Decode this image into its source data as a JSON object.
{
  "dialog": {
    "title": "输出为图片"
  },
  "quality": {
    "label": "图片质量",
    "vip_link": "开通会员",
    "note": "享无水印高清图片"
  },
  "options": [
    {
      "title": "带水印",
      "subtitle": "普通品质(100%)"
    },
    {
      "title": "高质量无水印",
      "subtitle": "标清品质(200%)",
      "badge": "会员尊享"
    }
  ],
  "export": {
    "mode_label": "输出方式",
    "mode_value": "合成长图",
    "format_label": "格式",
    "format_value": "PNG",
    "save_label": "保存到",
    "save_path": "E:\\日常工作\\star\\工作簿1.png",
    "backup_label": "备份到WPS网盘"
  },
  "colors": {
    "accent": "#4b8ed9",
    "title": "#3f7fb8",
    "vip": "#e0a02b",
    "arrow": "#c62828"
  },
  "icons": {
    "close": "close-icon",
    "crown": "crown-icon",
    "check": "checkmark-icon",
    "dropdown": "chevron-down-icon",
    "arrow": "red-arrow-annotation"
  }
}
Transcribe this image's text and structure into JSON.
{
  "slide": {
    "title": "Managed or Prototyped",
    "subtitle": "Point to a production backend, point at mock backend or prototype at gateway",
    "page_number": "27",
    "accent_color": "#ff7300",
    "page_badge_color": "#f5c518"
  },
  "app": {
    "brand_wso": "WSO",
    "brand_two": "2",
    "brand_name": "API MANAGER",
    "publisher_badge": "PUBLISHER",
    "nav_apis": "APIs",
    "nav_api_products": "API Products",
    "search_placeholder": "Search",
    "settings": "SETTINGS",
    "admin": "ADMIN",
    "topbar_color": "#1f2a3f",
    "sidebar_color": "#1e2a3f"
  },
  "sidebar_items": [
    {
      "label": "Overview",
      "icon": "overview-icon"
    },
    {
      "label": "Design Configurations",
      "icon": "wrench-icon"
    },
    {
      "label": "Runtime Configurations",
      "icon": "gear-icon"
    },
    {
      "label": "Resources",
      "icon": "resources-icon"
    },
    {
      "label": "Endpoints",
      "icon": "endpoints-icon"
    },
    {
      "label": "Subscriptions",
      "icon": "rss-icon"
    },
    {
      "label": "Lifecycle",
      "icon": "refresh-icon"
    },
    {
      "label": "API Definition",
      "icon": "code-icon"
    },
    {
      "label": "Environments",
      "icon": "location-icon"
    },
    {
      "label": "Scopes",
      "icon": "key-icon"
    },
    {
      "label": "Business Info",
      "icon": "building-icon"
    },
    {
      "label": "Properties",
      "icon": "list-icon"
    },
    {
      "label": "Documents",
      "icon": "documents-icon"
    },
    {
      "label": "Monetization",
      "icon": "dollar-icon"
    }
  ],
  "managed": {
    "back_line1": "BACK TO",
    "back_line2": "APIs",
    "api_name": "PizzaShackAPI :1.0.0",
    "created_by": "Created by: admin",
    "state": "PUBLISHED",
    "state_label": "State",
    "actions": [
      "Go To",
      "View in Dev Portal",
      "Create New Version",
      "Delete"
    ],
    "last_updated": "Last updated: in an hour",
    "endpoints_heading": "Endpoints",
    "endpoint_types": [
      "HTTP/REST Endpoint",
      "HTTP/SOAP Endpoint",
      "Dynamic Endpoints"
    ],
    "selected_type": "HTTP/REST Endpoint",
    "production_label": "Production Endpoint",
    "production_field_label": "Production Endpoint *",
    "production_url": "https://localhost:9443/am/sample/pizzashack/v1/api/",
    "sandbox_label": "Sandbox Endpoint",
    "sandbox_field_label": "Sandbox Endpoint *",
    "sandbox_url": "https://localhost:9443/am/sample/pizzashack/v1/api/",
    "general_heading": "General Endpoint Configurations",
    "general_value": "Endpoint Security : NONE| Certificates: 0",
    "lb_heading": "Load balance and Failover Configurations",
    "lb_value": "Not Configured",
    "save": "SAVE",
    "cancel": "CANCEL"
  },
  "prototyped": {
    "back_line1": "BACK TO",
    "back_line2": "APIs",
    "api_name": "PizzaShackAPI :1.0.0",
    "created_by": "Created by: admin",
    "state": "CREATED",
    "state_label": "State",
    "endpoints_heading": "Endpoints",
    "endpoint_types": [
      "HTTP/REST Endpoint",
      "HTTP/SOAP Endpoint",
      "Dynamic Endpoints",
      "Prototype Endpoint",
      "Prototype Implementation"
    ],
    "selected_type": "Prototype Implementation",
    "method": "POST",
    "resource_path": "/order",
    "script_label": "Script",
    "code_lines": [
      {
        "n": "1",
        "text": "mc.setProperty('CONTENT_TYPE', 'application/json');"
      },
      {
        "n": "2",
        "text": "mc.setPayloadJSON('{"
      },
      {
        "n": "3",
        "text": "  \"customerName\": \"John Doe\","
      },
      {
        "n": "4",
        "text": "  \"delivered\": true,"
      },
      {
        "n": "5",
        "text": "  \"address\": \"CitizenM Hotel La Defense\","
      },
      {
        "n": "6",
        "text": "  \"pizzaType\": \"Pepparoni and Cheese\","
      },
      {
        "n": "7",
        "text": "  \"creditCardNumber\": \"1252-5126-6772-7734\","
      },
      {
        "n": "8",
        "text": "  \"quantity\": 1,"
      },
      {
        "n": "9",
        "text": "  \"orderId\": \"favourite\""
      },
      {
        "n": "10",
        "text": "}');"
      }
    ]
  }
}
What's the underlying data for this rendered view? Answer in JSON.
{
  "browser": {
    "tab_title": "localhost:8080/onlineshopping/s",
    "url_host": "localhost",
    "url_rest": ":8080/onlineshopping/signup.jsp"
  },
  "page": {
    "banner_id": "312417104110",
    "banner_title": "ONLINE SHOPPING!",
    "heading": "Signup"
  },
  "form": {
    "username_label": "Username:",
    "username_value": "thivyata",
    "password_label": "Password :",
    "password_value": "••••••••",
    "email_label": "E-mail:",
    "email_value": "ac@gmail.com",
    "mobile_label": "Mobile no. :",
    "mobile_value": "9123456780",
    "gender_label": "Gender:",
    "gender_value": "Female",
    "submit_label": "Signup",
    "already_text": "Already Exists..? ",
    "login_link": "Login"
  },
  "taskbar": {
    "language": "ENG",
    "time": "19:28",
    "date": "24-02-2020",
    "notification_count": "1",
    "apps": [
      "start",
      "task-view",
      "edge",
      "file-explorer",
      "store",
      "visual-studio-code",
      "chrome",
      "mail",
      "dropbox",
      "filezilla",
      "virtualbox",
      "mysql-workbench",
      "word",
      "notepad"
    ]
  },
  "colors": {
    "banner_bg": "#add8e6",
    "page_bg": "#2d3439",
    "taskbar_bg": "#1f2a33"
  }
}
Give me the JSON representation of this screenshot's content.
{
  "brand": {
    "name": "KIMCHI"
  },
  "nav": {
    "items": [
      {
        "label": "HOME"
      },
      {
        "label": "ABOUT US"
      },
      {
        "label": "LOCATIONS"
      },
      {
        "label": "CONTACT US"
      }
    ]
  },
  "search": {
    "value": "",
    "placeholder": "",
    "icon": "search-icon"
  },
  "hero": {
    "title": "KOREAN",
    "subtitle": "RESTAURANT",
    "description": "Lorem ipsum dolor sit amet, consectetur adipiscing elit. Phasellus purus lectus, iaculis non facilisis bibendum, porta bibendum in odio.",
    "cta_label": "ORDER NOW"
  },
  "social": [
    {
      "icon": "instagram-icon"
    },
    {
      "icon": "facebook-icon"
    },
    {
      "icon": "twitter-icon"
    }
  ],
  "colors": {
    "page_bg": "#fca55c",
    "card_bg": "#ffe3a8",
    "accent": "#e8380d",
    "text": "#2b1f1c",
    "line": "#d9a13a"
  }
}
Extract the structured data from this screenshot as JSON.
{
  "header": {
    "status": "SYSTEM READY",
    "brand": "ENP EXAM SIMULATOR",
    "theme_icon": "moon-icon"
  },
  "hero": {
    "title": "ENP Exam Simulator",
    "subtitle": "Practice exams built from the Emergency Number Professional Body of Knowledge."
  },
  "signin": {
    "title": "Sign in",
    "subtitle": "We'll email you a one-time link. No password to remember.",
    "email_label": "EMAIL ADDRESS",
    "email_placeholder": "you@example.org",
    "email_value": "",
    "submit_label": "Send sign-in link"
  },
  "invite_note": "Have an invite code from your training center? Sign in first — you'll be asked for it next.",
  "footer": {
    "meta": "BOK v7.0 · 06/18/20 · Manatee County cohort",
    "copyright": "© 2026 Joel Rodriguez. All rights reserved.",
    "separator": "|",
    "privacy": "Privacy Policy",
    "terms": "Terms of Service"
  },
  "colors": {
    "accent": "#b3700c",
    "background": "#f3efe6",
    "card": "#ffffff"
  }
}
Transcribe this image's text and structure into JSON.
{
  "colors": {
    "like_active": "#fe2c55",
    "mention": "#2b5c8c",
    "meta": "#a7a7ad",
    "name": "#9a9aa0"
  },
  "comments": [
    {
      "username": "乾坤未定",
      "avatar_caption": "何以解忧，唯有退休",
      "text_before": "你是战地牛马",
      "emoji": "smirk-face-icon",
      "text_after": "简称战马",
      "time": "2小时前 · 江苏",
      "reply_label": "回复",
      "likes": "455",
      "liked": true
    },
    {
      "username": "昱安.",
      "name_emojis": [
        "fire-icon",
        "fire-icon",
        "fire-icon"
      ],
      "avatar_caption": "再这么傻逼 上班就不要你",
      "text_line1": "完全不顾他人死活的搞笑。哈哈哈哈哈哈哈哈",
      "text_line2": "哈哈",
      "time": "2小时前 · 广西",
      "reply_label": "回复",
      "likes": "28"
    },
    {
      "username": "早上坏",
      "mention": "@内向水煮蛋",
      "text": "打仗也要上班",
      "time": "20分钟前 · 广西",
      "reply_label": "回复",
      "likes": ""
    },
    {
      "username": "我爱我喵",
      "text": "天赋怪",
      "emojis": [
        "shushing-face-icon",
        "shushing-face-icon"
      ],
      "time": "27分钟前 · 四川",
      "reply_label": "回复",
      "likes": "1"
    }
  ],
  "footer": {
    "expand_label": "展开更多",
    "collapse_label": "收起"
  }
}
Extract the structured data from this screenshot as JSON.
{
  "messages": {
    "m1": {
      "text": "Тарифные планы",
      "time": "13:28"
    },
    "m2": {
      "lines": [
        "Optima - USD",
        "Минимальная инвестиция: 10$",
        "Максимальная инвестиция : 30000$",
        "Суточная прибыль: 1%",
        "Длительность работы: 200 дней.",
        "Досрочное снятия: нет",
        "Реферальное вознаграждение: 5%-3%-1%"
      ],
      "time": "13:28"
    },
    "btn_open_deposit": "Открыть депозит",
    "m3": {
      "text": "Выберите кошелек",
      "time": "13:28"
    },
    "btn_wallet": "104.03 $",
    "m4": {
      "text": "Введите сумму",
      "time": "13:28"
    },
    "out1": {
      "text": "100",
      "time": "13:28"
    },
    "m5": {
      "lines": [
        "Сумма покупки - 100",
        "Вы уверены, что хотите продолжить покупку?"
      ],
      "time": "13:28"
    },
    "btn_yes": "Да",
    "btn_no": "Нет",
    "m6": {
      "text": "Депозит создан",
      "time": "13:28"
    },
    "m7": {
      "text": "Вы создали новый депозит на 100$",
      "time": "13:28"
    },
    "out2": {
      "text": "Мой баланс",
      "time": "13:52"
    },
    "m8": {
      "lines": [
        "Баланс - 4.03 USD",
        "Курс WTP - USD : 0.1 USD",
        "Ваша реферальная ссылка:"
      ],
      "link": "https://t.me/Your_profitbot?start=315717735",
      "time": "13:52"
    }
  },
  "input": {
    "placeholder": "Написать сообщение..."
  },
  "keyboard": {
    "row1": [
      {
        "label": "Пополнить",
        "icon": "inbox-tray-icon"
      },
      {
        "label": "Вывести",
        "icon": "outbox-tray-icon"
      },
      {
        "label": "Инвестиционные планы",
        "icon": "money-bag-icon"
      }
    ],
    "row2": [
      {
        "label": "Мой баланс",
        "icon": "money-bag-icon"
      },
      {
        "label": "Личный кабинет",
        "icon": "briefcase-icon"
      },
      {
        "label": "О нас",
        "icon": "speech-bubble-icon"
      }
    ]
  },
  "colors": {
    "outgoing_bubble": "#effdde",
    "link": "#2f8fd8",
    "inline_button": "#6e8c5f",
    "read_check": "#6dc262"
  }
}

Directions
Reply with nothing but a number: how many lines of the entries above contain the string "sample"?

Output for this task
2